## START SUPPLIED MATERIAL

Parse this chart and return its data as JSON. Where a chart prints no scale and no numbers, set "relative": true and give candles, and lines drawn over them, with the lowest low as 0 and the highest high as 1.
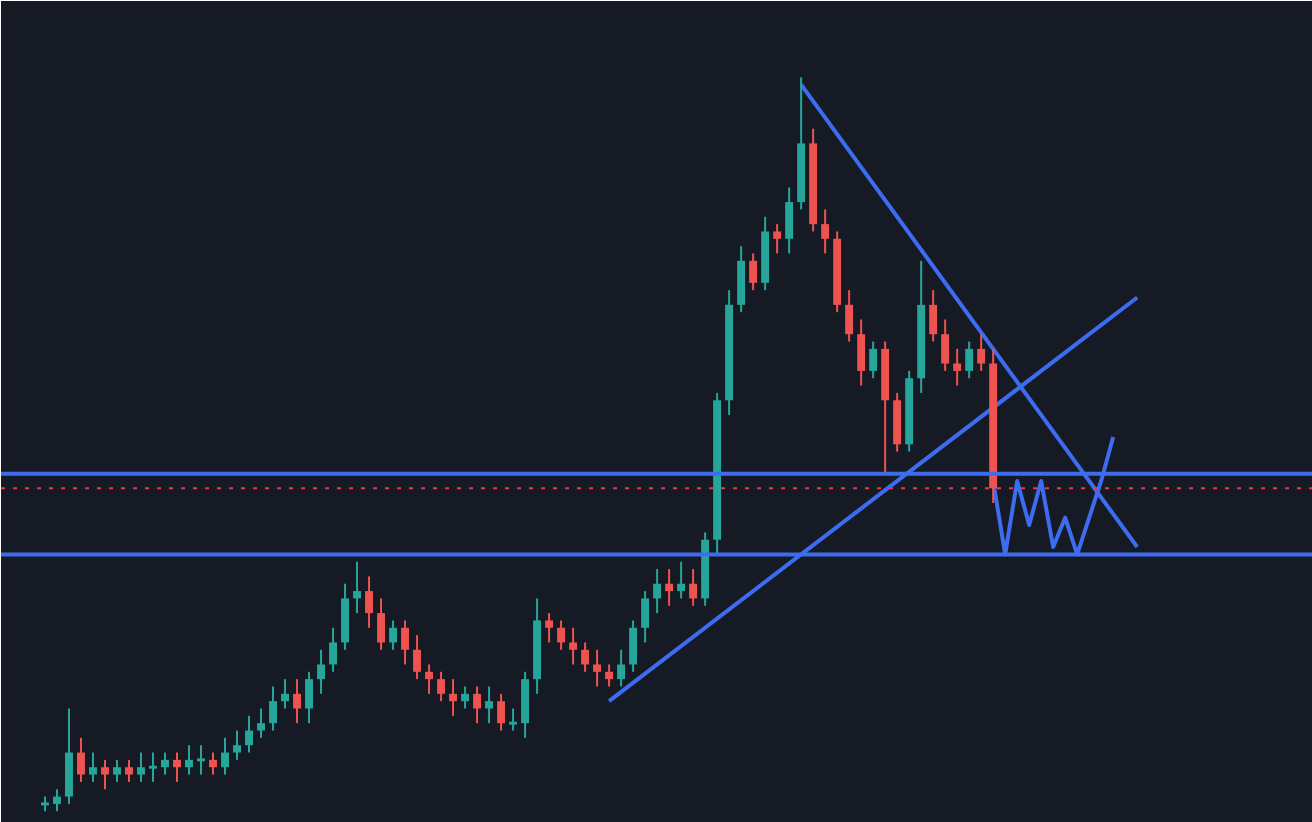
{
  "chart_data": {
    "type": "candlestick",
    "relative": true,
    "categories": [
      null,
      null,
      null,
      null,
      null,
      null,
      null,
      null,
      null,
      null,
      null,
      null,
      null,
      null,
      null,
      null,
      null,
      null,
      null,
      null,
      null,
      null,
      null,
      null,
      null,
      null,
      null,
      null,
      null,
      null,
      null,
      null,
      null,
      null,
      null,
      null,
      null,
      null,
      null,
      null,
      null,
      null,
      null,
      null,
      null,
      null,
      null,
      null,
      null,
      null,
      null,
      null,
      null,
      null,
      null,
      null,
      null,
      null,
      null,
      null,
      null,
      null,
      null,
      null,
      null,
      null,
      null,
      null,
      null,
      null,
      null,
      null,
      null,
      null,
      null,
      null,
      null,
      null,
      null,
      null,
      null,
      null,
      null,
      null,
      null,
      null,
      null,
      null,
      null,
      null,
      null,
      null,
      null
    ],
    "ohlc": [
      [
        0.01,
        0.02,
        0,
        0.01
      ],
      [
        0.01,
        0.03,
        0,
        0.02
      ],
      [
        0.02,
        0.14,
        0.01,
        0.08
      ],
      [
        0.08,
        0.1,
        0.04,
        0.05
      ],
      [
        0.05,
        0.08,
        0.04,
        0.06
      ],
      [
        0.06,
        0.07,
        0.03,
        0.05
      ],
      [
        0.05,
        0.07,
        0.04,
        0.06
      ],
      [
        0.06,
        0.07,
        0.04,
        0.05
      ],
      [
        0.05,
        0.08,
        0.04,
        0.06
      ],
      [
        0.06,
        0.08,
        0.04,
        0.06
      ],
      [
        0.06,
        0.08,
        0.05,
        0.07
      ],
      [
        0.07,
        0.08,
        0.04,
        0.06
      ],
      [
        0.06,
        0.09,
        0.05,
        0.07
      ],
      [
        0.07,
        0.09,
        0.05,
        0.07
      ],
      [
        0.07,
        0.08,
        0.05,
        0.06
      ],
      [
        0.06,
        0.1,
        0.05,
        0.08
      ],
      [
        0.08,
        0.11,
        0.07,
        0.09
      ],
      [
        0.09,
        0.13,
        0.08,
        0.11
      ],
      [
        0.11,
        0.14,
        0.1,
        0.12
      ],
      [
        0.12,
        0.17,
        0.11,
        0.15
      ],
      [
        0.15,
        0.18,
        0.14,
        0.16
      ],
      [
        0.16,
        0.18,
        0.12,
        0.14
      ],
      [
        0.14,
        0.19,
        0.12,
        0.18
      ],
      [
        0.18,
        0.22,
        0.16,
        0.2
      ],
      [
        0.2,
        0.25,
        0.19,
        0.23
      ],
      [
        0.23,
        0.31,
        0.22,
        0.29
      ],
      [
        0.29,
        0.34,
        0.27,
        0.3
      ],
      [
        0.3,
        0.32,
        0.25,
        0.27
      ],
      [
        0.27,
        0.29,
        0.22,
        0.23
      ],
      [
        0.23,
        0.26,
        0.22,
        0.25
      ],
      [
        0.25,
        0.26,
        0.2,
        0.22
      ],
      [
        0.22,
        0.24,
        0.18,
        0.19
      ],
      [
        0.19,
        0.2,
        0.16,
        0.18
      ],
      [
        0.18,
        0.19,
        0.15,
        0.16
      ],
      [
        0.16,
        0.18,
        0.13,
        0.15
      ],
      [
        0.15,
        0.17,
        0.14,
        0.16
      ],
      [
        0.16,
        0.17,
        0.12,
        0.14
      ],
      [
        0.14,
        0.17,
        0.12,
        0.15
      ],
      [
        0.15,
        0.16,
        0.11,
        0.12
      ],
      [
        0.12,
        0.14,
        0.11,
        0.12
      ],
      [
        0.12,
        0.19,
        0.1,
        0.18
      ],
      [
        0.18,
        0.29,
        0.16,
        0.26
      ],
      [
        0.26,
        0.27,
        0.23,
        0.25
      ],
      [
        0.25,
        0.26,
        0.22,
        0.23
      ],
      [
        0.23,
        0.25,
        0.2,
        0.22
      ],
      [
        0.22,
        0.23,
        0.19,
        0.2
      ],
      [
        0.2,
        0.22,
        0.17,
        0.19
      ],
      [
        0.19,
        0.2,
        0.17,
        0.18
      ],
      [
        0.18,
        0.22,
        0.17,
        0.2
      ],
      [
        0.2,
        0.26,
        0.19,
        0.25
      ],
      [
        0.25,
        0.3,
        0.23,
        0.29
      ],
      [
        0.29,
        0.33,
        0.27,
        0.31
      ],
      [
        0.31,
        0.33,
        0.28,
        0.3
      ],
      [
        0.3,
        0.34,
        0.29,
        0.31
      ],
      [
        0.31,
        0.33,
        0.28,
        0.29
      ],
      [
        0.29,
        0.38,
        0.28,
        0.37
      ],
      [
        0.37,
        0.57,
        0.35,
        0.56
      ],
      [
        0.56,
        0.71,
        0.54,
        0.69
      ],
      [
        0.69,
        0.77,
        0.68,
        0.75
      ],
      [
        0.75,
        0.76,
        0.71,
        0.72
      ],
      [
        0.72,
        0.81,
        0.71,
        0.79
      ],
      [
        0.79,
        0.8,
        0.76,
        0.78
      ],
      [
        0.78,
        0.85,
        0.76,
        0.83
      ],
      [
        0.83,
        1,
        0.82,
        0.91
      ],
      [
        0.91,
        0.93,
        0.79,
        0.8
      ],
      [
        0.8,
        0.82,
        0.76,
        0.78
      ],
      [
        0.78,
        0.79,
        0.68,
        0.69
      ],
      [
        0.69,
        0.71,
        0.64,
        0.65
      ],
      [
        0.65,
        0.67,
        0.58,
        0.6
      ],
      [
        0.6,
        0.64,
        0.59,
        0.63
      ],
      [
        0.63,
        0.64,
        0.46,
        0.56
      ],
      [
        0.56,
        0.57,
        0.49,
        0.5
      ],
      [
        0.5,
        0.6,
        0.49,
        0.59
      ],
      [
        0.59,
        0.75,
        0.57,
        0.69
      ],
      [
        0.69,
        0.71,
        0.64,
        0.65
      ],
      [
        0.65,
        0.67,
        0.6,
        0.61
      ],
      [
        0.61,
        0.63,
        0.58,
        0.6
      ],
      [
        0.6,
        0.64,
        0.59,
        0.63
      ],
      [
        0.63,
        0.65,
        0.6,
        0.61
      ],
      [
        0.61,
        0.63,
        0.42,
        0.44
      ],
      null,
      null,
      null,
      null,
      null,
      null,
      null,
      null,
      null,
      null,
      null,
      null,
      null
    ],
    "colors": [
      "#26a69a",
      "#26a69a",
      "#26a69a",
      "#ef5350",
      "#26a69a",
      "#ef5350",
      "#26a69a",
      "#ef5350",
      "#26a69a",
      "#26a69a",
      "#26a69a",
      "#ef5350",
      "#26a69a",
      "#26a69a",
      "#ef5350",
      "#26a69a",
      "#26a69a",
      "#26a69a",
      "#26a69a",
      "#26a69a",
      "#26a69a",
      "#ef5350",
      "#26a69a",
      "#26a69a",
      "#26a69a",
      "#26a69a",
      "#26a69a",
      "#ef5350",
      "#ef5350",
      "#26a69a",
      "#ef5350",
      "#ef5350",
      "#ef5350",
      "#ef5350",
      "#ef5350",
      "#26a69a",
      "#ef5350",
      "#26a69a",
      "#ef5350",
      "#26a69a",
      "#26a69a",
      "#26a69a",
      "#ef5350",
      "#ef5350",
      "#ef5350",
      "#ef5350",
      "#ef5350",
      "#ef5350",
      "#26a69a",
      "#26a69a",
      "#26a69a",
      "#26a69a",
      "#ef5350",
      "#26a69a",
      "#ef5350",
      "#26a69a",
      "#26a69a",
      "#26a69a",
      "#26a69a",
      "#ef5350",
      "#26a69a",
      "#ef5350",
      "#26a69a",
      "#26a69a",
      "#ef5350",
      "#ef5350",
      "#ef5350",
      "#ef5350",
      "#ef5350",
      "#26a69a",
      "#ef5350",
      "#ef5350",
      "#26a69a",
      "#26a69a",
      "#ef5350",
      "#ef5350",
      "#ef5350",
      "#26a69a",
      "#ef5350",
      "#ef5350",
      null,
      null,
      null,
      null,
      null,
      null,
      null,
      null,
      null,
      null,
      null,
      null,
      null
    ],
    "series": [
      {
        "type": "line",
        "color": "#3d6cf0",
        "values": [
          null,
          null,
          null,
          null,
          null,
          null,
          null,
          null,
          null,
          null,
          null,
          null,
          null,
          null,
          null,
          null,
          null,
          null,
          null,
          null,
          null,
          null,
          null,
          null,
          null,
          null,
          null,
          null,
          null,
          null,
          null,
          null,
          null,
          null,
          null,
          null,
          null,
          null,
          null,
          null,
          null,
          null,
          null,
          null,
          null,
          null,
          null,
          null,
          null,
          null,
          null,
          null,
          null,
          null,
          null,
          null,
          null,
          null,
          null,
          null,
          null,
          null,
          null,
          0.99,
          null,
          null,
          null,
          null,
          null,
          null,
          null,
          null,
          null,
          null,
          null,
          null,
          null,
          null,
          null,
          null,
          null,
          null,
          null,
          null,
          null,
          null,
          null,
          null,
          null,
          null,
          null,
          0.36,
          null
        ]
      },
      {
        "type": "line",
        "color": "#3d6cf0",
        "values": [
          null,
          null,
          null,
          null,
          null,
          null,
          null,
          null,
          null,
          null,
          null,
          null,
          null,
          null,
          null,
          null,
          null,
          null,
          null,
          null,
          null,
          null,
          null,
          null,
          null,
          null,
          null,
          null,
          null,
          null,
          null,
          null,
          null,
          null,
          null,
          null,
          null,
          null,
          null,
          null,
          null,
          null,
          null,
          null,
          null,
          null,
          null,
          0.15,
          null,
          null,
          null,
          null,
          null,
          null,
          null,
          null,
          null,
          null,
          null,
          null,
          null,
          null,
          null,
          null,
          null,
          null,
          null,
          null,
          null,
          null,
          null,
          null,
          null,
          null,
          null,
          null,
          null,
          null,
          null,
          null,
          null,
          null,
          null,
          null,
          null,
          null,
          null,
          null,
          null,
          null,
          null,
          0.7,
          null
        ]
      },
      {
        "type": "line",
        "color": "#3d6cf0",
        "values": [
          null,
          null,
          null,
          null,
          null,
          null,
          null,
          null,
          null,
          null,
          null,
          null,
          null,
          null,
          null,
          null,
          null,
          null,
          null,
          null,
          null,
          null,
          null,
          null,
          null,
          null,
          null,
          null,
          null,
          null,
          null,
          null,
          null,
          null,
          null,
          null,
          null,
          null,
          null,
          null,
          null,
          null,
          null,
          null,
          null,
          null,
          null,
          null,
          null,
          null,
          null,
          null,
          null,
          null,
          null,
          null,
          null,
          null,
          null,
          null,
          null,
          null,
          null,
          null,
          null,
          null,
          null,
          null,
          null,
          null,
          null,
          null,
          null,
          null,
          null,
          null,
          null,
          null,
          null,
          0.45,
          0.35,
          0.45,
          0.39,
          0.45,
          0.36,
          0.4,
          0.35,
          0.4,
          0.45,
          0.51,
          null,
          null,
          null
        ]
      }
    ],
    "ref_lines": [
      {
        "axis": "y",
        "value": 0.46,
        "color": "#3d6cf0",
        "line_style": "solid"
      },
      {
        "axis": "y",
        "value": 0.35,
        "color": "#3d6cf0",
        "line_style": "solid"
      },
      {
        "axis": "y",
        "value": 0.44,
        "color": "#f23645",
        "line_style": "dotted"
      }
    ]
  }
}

## END SUPPLIED MATERIAL
## START SUPPLIED MATERIAL

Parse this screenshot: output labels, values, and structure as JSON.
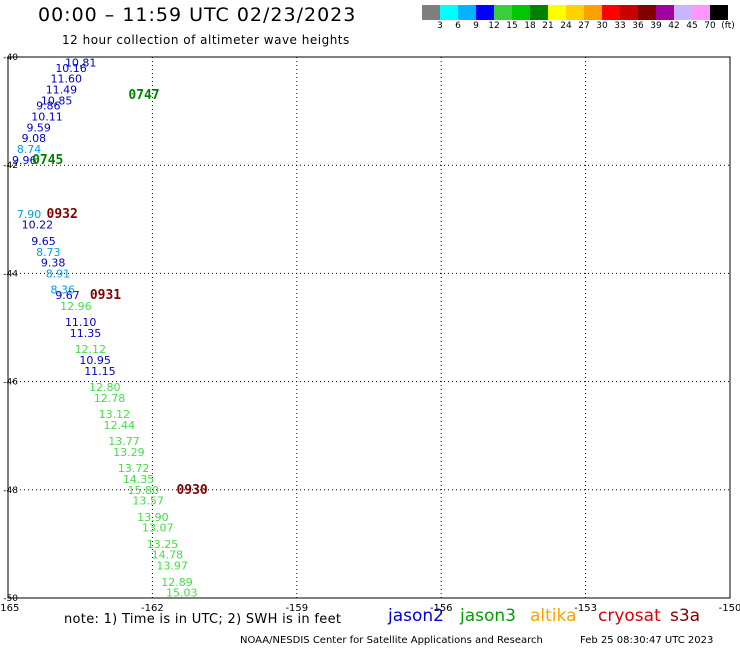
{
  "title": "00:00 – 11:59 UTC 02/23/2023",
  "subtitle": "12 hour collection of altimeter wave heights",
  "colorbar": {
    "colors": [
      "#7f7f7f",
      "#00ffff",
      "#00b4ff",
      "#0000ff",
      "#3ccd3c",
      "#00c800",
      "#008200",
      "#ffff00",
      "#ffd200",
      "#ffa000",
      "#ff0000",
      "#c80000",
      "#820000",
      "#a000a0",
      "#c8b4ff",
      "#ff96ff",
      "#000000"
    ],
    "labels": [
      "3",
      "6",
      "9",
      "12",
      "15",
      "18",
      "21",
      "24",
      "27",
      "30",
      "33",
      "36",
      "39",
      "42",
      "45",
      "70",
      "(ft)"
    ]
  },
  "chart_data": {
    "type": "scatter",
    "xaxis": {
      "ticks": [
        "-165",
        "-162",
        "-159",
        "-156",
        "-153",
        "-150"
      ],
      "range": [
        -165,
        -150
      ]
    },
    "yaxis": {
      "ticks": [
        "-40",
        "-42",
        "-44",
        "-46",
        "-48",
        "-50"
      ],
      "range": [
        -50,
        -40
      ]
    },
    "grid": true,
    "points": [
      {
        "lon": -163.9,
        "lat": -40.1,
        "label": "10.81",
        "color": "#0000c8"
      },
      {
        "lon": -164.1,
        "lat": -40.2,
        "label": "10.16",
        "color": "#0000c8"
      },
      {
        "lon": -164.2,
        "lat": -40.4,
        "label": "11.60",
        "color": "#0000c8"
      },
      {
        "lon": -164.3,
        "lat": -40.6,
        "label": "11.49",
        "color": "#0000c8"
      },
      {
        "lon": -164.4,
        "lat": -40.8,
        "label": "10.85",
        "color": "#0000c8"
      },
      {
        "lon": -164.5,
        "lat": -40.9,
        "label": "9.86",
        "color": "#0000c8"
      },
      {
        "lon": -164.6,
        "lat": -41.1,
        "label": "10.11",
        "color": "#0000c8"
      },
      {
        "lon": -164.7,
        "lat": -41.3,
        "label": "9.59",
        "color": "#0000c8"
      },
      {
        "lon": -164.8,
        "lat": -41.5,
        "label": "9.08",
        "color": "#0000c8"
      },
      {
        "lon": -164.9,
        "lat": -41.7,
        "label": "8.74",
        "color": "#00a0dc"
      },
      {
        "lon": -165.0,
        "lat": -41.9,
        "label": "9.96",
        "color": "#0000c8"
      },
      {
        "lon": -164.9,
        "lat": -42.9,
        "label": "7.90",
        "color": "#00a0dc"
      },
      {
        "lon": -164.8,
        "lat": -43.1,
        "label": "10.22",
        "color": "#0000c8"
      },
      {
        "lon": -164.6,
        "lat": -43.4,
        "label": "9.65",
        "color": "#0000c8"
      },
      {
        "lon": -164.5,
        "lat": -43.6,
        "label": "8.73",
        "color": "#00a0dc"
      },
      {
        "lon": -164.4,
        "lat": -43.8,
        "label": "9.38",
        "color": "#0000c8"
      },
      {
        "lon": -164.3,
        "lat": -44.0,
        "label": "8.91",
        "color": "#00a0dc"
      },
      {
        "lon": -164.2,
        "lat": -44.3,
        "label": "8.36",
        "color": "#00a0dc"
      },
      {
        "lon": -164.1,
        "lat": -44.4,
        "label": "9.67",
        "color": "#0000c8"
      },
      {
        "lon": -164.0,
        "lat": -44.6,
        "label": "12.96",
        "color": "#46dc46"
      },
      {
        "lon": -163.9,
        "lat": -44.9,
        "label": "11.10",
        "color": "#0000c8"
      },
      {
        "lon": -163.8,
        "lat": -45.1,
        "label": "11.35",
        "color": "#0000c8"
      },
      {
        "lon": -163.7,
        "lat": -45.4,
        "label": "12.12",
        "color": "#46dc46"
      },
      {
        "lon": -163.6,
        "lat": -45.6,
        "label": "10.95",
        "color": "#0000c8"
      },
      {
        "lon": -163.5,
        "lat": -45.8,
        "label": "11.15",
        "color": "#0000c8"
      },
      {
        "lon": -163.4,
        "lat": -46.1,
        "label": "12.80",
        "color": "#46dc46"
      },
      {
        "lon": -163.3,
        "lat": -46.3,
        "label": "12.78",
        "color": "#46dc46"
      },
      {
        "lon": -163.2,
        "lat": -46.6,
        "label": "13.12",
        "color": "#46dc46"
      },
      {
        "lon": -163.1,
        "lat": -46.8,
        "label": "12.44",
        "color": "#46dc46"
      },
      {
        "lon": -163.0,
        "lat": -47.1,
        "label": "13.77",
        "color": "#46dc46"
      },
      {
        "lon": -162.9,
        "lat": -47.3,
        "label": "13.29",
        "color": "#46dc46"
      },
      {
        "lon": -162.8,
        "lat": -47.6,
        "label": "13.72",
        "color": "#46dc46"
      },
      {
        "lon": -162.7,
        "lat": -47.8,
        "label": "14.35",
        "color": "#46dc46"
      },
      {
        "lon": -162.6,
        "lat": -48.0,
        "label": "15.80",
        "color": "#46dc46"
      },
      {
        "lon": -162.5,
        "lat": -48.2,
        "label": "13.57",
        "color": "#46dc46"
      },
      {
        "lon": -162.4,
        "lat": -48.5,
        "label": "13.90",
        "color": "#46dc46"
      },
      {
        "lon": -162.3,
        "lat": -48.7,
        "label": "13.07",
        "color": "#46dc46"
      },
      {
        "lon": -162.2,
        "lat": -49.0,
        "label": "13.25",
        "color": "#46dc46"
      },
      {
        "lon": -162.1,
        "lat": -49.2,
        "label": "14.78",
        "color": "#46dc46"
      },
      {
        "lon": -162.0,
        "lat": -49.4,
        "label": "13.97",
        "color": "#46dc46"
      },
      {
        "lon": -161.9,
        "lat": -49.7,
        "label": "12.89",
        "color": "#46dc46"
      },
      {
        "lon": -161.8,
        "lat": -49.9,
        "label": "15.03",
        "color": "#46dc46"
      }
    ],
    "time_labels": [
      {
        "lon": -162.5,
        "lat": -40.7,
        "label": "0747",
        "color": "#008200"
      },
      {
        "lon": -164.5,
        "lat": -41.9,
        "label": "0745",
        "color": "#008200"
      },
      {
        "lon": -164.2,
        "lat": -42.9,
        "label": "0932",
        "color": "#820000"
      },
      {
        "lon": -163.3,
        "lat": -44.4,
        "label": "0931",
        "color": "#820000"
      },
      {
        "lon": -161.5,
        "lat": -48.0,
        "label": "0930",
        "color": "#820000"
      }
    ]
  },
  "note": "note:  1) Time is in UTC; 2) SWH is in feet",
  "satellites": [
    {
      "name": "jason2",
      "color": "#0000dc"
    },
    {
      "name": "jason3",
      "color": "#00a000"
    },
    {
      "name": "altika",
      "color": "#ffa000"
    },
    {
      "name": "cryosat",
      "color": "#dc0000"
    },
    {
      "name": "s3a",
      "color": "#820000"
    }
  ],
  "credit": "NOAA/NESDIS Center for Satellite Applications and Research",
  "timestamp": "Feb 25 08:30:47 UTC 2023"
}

## END SUPPLIED MATERIAL
## START SUPPLIED MATERIAL

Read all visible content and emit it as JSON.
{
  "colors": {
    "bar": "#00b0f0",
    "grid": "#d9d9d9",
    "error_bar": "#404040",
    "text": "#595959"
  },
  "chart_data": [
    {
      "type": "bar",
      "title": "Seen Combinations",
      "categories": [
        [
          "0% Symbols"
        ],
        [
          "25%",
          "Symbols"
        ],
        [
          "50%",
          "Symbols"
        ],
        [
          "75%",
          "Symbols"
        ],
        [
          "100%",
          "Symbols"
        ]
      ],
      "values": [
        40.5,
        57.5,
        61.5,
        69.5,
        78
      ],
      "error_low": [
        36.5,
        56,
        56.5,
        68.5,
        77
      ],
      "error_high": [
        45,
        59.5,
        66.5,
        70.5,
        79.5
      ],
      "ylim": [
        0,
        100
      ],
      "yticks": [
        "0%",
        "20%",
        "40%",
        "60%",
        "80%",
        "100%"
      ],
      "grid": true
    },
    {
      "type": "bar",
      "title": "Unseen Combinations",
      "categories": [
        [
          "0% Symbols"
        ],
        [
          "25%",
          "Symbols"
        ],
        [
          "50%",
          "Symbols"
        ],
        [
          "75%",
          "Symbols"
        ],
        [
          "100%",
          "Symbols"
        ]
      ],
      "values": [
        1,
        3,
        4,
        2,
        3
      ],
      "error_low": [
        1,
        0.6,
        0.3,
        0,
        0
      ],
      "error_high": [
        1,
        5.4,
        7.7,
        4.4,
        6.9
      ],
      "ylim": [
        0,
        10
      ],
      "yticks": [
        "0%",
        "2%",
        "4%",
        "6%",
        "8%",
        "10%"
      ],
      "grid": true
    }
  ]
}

## END SUPPLIED MATERIAL

Reply with one number only: how many lines of the listing hold "name"?

_SOLUTION FOR THIS PROBLEM_.
5